### [Task statement]
Reproduce the following material exactly, including every line.

### [Raw records]

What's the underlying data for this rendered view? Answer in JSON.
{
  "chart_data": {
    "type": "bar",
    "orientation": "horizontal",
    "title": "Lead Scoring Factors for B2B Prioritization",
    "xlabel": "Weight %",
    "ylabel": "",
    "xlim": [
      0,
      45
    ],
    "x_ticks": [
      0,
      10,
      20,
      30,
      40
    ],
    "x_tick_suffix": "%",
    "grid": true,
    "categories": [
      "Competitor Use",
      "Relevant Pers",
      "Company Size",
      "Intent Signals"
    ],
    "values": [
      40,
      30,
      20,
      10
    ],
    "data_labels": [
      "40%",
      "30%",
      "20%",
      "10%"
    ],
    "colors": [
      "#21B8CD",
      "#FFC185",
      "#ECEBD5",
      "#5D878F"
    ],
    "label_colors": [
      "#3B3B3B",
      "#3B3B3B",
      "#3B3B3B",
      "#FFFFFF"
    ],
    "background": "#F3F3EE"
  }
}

### [Answer to the task]
What's the underlying data for this rendered view? Answer in JSON.
{
  "chart_data": {
    "type": "bar",
    "orientation": "horizontal",
    "title": "Lead Scoring Factors for B2B Prioritization",
    "xlabel": "Weight %",
    "ylabel": "",
    "xlim": [
      0,
      45
    ],
    "x_ticks": [
      0,
      10,
      20,
      30,
      40
    ],
    "x_tick_suffix": "%",
    "grid": true,
    "categories": [
      "Competitor Use",
      "Relevant Pers",
      "Company Size",
      "Intent Signals"
    ],
    "values": [
      40,
      30,
      20,
      10
    ],
    "data_labels": [
      "40%",
      "30%",
      "20%",
      "10%"
    ],
    "colors": [
      "#21B8CD",
      "#FFC185",
      "#ECEBD5",
      "#5D878F"
    ],
    "label_colors": [
      "#3B3B3B",
      "#3B3B3B",
      "#3B3B3B",
      "#FFFFFF"
    ],
    "background": "#F3F3EE"
  }
}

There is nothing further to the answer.